### 課題の内容
1. パラレルSCSIを扱う本文から「SCSIプロトコルは、コンピュータの処理速度向上に合わせ」で始まる段落を選び、要点を残して箇条書きに短くまとめてください。
2. パラレルSCSIを扱う本文の続きを、最後の文の直後から書き継いでください。

したがって、最新技術でのシステム構築を前提とし、この情報を利用する場合、その記事が時代に沿わない内容となる事もありますので予めご了承ください。

パラレルSCSIは様々な環境に浸透し、長年にわたり幅広く支持されてきました。2000年にはUltra640SCSIの規格が騒がれ、2001年にはUltra1280SCSIの規格プランが提案されました。このままパラレルSCSIは進化していくと誰もが思っていました。ですが2003年、SCSIロードマップからUltra640SCSIの名前が消えました。実際に製品化されたのはUltra320SCSIが最後となったのです。この項では、その最後となるUltra320SCSIからSASに向けての流れをご紹介します。

未来を目指したパラレルSCSI規格

SCSI規格が今日まで普及し、成功してきた要因のひとつにSCSIインターフェイスとSCSIプロトコルの存在があります。
SCSIプロトコルは、コンピュータの処理速度向上に合わせ、1981年から世代を重ねるごとに前世代のほぼ2倍の高速化を実現し続けてきました。そしてパフォーマンスが上がっても下位互換性を失わないSCSIインターフェイスのおかげで、SCSI規格はパーソナルコンピューター、レガシーデバイスだけでなく、RAIDなどサーバストレージ系にまで広く普及し活躍しました。このパラレルSCSI規格には誰もが期待し、実際にUltra640、Ultra1280などのハイパフォーマンスSCSIの検討もされていました。

SCSI転送速度

パラレル通信の限界

4MB/sのデータ転送だったSCSIから、チャネルごとに320MB/sのデータ転送を可能にするUltra320SCSIまでたどりついたパラレルSCSI規格でしたが、その開発は予想以上の困難を極めました。
Ultra320SCSIでは320MB/sを実現するために信号はかなりの高周波となり、信号の反射、減衰、様々な外部の干渉などの影響を受けるようになりました。さらに、パラレルデータ転送では複数のライン上を各種信号が並列転送されますので、ホストから一斉に出たデータもデバイス側にはバラバラに到着すると言う問題がありました。このデータ到着のズレはスキューと呼ばれ、SCSIが高速になればなるほど大きな問題となり、Ultra320SCSIではかなり深刻な域にまで達していました。

### データ抜粋
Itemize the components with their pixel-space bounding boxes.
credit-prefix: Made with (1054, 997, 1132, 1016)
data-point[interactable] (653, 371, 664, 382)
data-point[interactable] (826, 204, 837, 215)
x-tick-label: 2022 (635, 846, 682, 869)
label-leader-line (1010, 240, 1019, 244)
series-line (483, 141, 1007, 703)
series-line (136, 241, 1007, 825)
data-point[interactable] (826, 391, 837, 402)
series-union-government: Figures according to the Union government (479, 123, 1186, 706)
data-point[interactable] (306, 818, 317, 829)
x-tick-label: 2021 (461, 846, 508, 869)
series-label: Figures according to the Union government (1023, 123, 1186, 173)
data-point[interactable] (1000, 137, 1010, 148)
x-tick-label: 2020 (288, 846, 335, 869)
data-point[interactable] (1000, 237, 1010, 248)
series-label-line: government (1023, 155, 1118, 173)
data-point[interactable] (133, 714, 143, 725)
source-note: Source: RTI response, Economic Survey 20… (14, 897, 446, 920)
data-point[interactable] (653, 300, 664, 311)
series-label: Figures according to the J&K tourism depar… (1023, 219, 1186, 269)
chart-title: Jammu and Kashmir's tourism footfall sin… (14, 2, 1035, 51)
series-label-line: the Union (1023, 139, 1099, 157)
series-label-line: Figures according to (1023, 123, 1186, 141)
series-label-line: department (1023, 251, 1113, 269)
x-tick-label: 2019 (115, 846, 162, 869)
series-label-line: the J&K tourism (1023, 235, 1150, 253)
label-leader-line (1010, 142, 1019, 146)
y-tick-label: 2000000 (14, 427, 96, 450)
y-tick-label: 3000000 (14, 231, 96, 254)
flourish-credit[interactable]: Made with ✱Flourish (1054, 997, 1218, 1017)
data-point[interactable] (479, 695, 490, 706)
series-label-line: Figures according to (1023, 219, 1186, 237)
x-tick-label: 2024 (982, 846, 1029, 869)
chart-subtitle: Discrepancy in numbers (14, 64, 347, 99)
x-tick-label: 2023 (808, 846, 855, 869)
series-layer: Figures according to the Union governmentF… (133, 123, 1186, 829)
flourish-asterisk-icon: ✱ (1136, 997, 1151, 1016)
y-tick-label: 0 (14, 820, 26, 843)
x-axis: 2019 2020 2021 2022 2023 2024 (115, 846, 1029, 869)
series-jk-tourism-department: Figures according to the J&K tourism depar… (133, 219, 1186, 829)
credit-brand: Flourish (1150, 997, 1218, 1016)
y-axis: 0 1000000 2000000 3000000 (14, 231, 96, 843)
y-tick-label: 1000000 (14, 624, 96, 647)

### 課題の結果
1.
- SCSIプロトコルは1981年以降、コンピュータの処理速度向上に合わせ、世代ごとに前世代のほぼ2倍の高速化を実現してきた。
- 性能が上がっても下位互換性を失わないSCSIインターフェイスのおかげで、SCSI規格はパーソナルコンピューターやレガシーデバイスに加え、RAIDなどのサーバストレージ系にも広く普及した。
- パラレルSCSI規格への期待は大きく、Ultra640やUltra1280などのハイパフォーマンスSCSIも検討されていた。

2.
これら数々の問題は、Ultra160SCSIから採用されたドメインバリデーション機能(運用中にバスエラーが発生した場合、転送速度をデバイス間で自動調整し、正常なデータ転送を可能にする技術)や、フェアネス機能(複数のSCSIデバイスのバス占有率を均等に調整する技術で、RAIDなどSCSIストレージの運用に大きく効果を発揮)をもってしても解決することは出来ませんでした。

そのため、Ultra320SCSIを実現するには幾つもの技術開発を必要としたのです。
そして、当初描かれていたUltra640SCSIなどの構想も、このUltra320SCSIで直面した様々な技術的問題を踏まえ、もはや新たなテクノロジーなしでは開発不可能と結論づけられました。
こうしてパラレルSCSI規格のSCSIは終焉を迎えたのです。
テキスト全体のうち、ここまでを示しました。